*Stated exercise*
Copy all the data exactly, except the pictures.

START Extracted information

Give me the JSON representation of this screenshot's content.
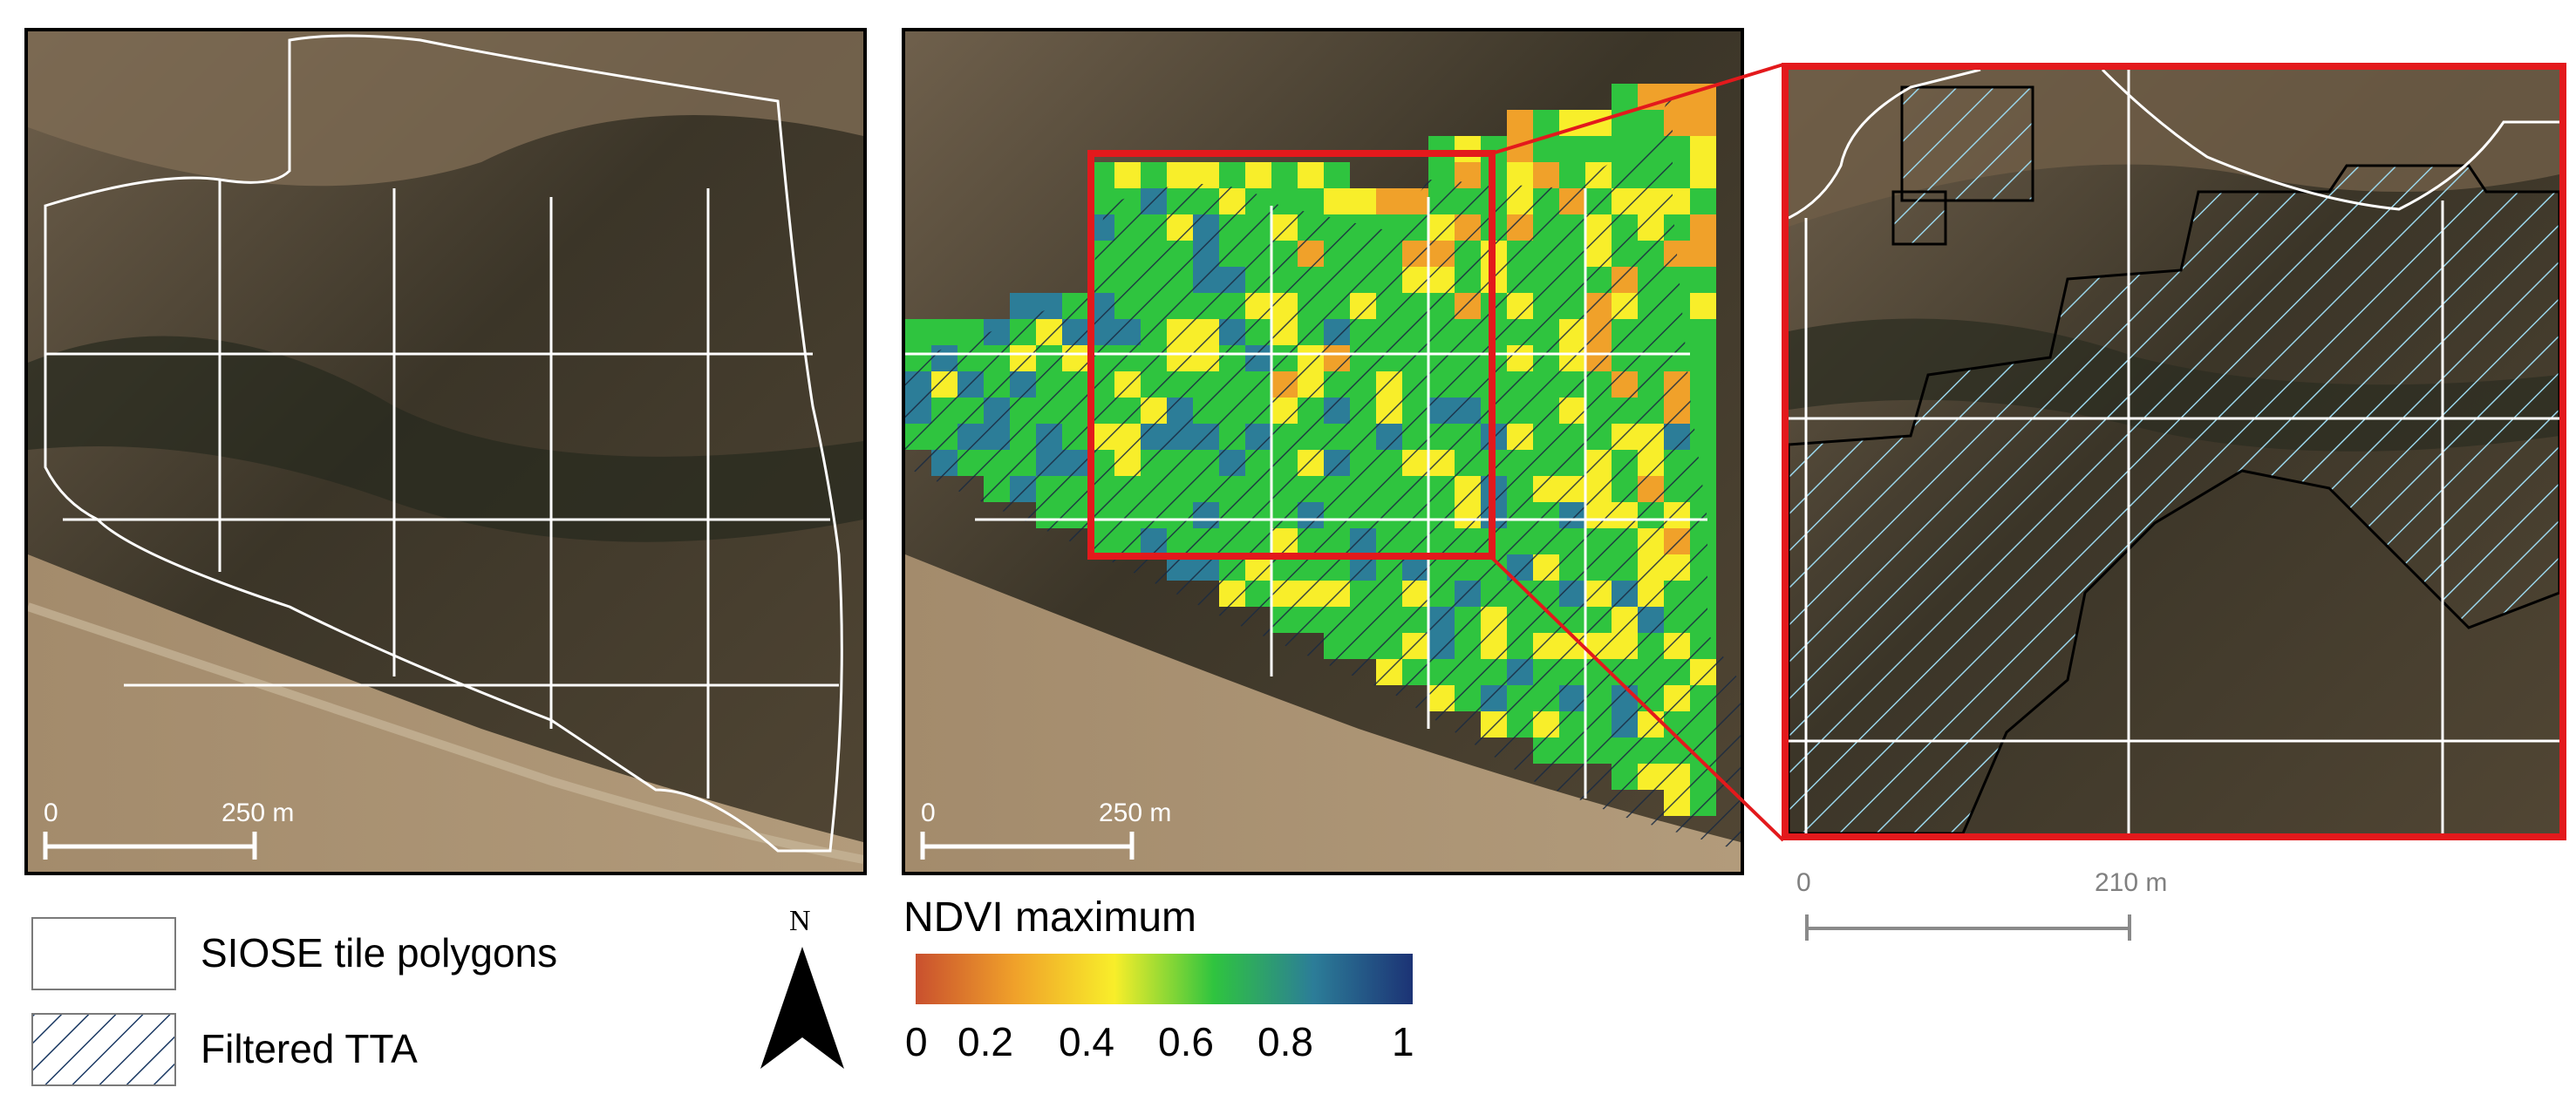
{
  "panels": {
    "left": {
      "scale": {
        "zero": "0",
        "distance": "250 m"
      }
    },
    "middle": {
      "scale": {
        "zero": "0",
        "distance": "250 m"
      }
    },
    "zoom": {
      "scale": {
        "zero": "0",
        "distance": "210 m"
      }
    }
  },
  "legend": {
    "siose_label": "SIOSE tile polygons",
    "tta_label": "Filtered TTA",
    "north_label": "N",
    "ndvi_title": "NDVI maximum",
    "ndvi_ticks": [
      "0",
      "0.2",
      "0.4",
      "0.6",
      "0.8",
      "1"
    ],
    "ndvi_colors": [
      "#c9502e",
      "#f0a12a",
      "#f8ee2a",
      "#2fc43f",
      "#2c7d98",
      "#1c3375"
    ]
  },
  "colors": {
    "frame": "#000000",
    "zoom_frame": "#e3191c",
    "tile_lines": "#ffffff",
    "hatch_blue": "#9ad5ea"
  }
}
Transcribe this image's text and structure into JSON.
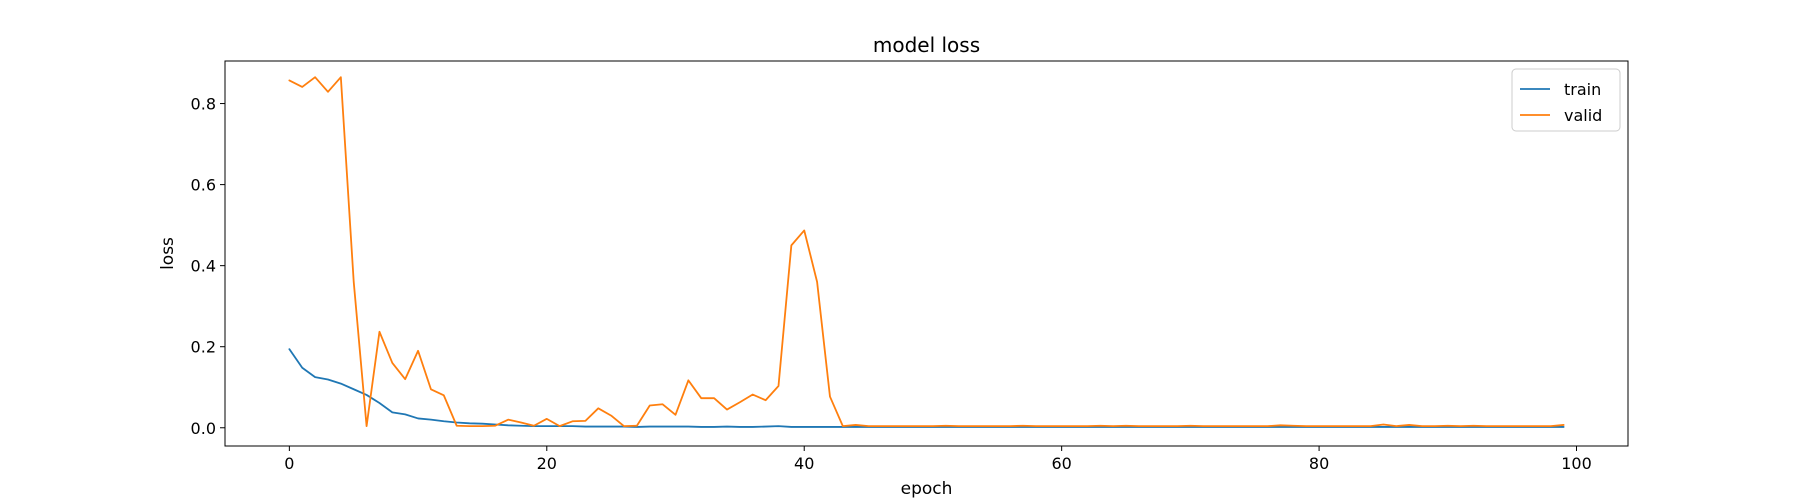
{
  "chart_data": {
    "type": "line",
    "title": "model loss",
    "xlabel": "epoch",
    "ylabel": "loss",
    "xlim": [
      -5,
      104
    ],
    "ylim": [
      -0.045,
      0.905
    ],
    "xticks": [
      0,
      20,
      40,
      60,
      80,
      100
    ],
    "yticks": [
      0.0,
      0.2,
      0.4,
      0.6,
      0.8
    ],
    "xtick_labels": [
      "0",
      "20",
      "40",
      "60",
      "80",
      "100"
    ],
    "ytick_labels": [
      "0.0",
      "0.2",
      "0.4",
      "0.6",
      "0.8"
    ],
    "grid": false,
    "legend_position": "top-right",
    "series": [
      {
        "name": "train",
        "color": "#1f77b4",
        "x": [
          0,
          1,
          2,
          3,
          4,
          5,
          6,
          7,
          8,
          9,
          10,
          11,
          12,
          13,
          14,
          15,
          16,
          17,
          18,
          19,
          20,
          21,
          22,
          23,
          24,
          25,
          26,
          27,
          28,
          29,
          30,
          31,
          32,
          33,
          34,
          35,
          36,
          37,
          38,
          39,
          40,
          41,
          42,
          43,
          44,
          45,
          46,
          47,
          48,
          49,
          50,
          51,
          52,
          53,
          54,
          55,
          56,
          57,
          58,
          59,
          60,
          61,
          62,
          63,
          64,
          65,
          66,
          67,
          68,
          69,
          70,
          71,
          72,
          73,
          74,
          75,
          76,
          77,
          78,
          79,
          80,
          81,
          82,
          83,
          84,
          85,
          86,
          87,
          88,
          89,
          90,
          91,
          92,
          93,
          94,
          95,
          96,
          97,
          98,
          99
        ],
        "values": [
          0.194,
          0.148,
          0.125,
          0.119,
          0.109,
          0.095,
          0.081,
          0.061,
          0.038,
          0.033,
          0.023,
          0.02,
          0.016,
          0.013,
          0.011,
          0.01,
          0.008,
          0.006,
          0.005,
          0.004,
          0.004,
          0.004,
          0.004,
          0.003,
          0.003,
          0.003,
          0.003,
          0.002,
          0.003,
          0.003,
          0.003,
          0.003,
          0.002,
          0.002,
          0.003,
          0.002,
          0.002,
          0.003,
          0.004,
          0.002,
          0.002,
          0.002,
          0.002,
          0.002,
          0.002,
          0.002,
          0.002,
          0.002,
          0.002,
          0.002,
          0.002,
          0.002,
          0.002,
          0.002,
          0.002,
          0.002,
          0.002,
          0.002,
          0.002,
          0.002,
          0.002,
          0.002,
          0.002,
          0.002,
          0.002,
          0.002,
          0.002,
          0.002,
          0.002,
          0.002,
          0.002,
          0.002,
          0.002,
          0.002,
          0.002,
          0.002,
          0.002,
          0.002,
          0.002,
          0.002,
          0.002,
          0.002,
          0.002,
          0.002,
          0.002,
          0.002,
          0.002,
          0.002,
          0.002,
          0.002,
          0.002,
          0.002,
          0.002,
          0.002,
          0.002,
          0.002,
          0.002,
          0.002,
          0.002,
          0.002
        ]
      },
      {
        "name": "valid",
        "color": "#ff7f0e",
        "x": [
          0,
          1,
          2,
          3,
          4,
          5,
          6,
          7,
          8,
          9,
          10,
          11,
          12,
          13,
          14,
          15,
          16,
          17,
          18,
          19,
          20,
          21,
          22,
          23,
          24,
          25,
          26,
          27,
          28,
          29,
          30,
          31,
          32,
          33,
          34,
          35,
          36,
          37,
          38,
          39,
          40,
          41,
          42,
          43,
          44,
          45,
          46,
          47,
          48,
          49,
          50,
          51,
          52,
          53,
          54,
          55,
          56,
          57,
          58,
          59,
          60,
          61,
          62,
          63,
          64,
          65,
          66,
          67,
          68,
          69,
          70,
          71,
          72,
          73,
          74,
          75,
          76,
          77,
          78,
          79,
          80,
          81,
          82,
          83,
          84,
          85,
          86,
          87,
          88,
          89,
          90,
          91,
          92,
          93,
          94,
          95,
          96,
          97,
          98,
          99
        ],
        "values": [
          0.857,
          0.841,
          0.865,
          0.829,
          0.865,
          0.36,
          0.004,
          0.237,
          0.16,
          0.12,
          0.19,
          0.095,
          0.08,
          0.005,
          0.004,
          0.004,
          0.005,
          0.02,
          0.013,
          0.005,
          0.022,
          0.004,
          0.016,
          0.017,
          0.048,
          0.03,
          0.004,
          0.005,
          0.055,
          0.058,
          0.032,
          0.117,
          0.073,
          0.073,
          0.045,
          0.063,
          0.082,
          0.068,
          0.103,
          0.45,
          0.487,
          0.36,
          0.077,
          0.004,
          0.007,
          0.004,
          0.004,
          0.004,
          0.004,
          0.004,
          0.004,
          0.005,
          0.004,
          0.004,
          0.004,
          0.004,
          0.004,
          0.005,
          0.004,
          0.004,
          0.004,
          0.004,
          0.004,
          0.005,
          0.004,
          0.005,
          0.004,
          0.004,
          0.004,
          0.004,
          0.005,
          0.004,
          0.004,
          0.004,
          0.004,
          0.004,
          0.004,
          0.006,
          0.005,
          0.004,
          0.004,
          0.004,
          0.004,
          0.004,
          0.004,
          0.008,
          0.004,
          0.007,
          0.004,
          0.004,
          0.005,
          0.004,
          0.005,
          0.004,
          0.004,
          0.004,
          0.004,
          0.004,
          0.004,
          0.007
        ]
      }
    ]
  }
}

END Extracted information

*Exercise output*
Give me the JSON representation of this screenshot's content.
{
  "panels": {
    "left": {
      "scale": {
        "zero": "0",
        "distance": "250 m"
      }
    },
    "middle": {
      "scale": {
        "zero": "0",
        "distance": "250 m"
      }
    },
    "zoom": {
      "scale": {
        "zero": "0",
        "distance": "210 m"
      }
    }
  },
  "legend": {
    "siose_label": "SIOSE tile polygons",
    "tta_label": "Filtered TTA",
    "north_label": "N",
    "ndvi_title": "NDVI maximum",
    "ndvi_ticks": [
      "0",
      "0.2",
      "0.4",
      "0.6",
      "0.8",
      "1"
    ],
    "ndvi_colors": [
      "#c9502e",
      "#f0a12a",
      "#f8ee2a",
      "#2fc43f",
      "#2c7d98",
      "#1c3375"
    ]
  },
  "colors": {
    "frame": "#000000",
    "zoom_frame": "#e3191c",
    "tile_lines": "#ffffff",
    "hatch_blue": "#9ad5ea"
  }
}
Transcribe this image's text and structure into JSON.
{
  "chart_data": {
    "type": "line",
    "title": "model loss",
    "xlabel": "epoch",
    "ylabel": "loss",
    "xlim": [
      -5,
      104
    ],
    "ylim": [
      -0.045,
      0.905
    ],
    "xticks": [
      0,
      20,
      40,
      60,
      80,
      100
    ],
    "yticks": [
      0.0,
      0.2,
      0.4,
      0.6,
      0.8
    ],
    "xtick_labels": [
      "0",
      "20",
      "40",
      "60",
      "80",
      "100"
    ],
    "ytick_labels": [
      "0.0",
      "0.2",
      "0.4",
      "0.6",
      "0.8"
    ],
    "grid": false,
    "legend_position": "top-right",
    "series": [
      {
        "name": "train",
        "color": "#1f77b4",
        "x": [
          0,
          1,
          2,
          3,
          4,
          5,
          6,
          7,
          8,
          9,
          10,
          11,
          12,
          13,
          14,
          15,
          16,
          17,
          18,
          19,
          20,
          21,
          22,
          23,
          24,
          25,
          26,
          27,
          28,
          29,
          30,
          31,
          32,
          33,
          34,
          35,
          36,
          37,
          38,
          39,
          40,
          41,
          42,
          43,
          44,
          45,
          46,
          47,
          48,
          49,
          50,
          51,
          52,
          53,
          54,
          55,
          56,
          57,
          58,
          59,
          60,
          61,
          62,
          63,
          64,
          65,
          66,
          67,
          68,
          69,
          70,
          71,
          72,
          73,
          74,
          75,
          76,
          77,
          78,
          79,
          80,
          81,
          82,
          83,
          84,
          85,
          86,
          87,
          88,
          89,
          90,
          91,
          92,
          93,
          94,
          95,
          96,
          97,
          98,
          99
        ],
        "values": [
          0.194,
          0.148,
          0.125,
          0.119,
          0.109,
          0.095,
          0.081,
          0.061,
          0.038,
          0.033,
          0.023,
          0.02,
          0.016,
          0.013,
          0.011,
          0.01,
          0.008,
          0.006,
          0.005,
          0.004,
          0.004,
          0.004,
          0.004,
          0.003,
          0.003,
          0.003,
          0.003,
          0.002,
          0.003,
          0.003,
          0.003,
          0.003,
          0.002,
          0.002,
          0.003,
          0.002,
          0.002,
          0.003,
          0.004,
          0.002,
          0.002,
          0.002,
          0.002,
          0.002,
          0.002,
          0.002,
          0.002,
          0.002,
          0.002,
          0.002,
          0.002,
          0.002,
          0.002,
          0.002,
          0.002,
          0.002,
          0.002,
          0.002,
          0.002,
          0.002,
          0.002,
          0.002,
          0.002,
          0.002,
          0.002,
          0.002,
          0.002,
          0.002,
          0.002,
          0.002,
          0.002,
          0.002,
          0.002,
          0.002,
          0.002,
          0.002,
          0.002,
          0.002,
          0.002,
          0.002,
          0.002,
          0.002,
          0.002,
          0.002,
          0.002,
          0.002,
          0.002,
          0.002,
          0.002,
          0.002,
          0.002,
          0.002,
          0.002,
          0.002,
          0.002,
          0.002,
          0.002,
          0.002,
          0.002,
          0.002
        ]
      },
      {
        "name": "valid",
        "color": "#ff7f0e",
        "x": [
          0,
          1,
          2,
          3,
          4,
          5,
          6,
          7,
          8,
          9,
          10,
          11,
          12,
          13,
          14,
          15,
          16,
          17,
          18,
          19,
          20,
          21,
          22,
          23,
          24,
          25,
          26,
          27,
          28,
          29,
          30,
          31,
          32,
          33,
          34,
          35,
          36,
          37,
          38,
          39,
          40,
          41,
          42,
          43,
          44,
          45,
          46,
          47,
          48,
          49,
          50,
          51,
          52,
          53,
          54,
          55,
          56,
          57,
          58,
          59,
          60,
          61,
          62,
          63,
          64,
          65,
          66,
          67,
          68,
          69,
          70,
          71,
          72,
          73,
          74,
          75,
          76,
          77,
          78,
          79,
          80,
          81,
          82,
          83,
          84,
          85,
          86,
          87,
          88,
          89,
          90,
          91,
          92,
          93,
          94,
          95,
          96,
          97,
          98,
          99
        ],
        "values": [
          0.857,
          0.841,
          0.865,
          0.829,
          0.865,
          0.36,
          0.004,
          0.237,
          0.16,
          0.12,
          0.19,
          0.095,
          0.08,
          0.005,
          0.004,
          0.004,
          0.005,
          0.02,
          0.013,
          0.005,
          0.022,
          0.004,
          0.016,
          0.017,
          0.048,
          0.03,
          0.004,
          0.005,
          0.055,
          0.058,
          0.032,
          0.117,
          0.073,
          0.073,
          0.045,
          0.063,
          0.082,
          0.068,
          0.103,
          0.45,
          0.487,
          0.36,
          0.077,
          0.004,
          0.007,
          0.004,
          0.004,
          0.004,
          0.004,
          0.004,
          0.004,
          0.005,
          0.004,
          0.004,
          0.004,
          0.004,
          0.004,
          0.005,
          0.004,
          0.004,
          0.004,
          0.004,
          0.004,
          0.005,
          0.004,
          0.005,
          0.004,
          0.004,
          0.004,
          0.004,
          0.005,
          0.004,
          0.004,
          0.004,
          0.004,
          0.004,
          0.004,
          0.006,
          0.005,
          0.004,
          0.004,
          0.004,
          0.004,
          0.004,
          0.004,
          0.008,
          0.004,
          0.007,
          0.004,
          0.004,
          0.005,
          0.004,
          0.005,
          0.004,
          0.004,
          0.004,
          0.004,
          0.004,
          0.004,
          0.007
        ]
      }
    ]
  }
}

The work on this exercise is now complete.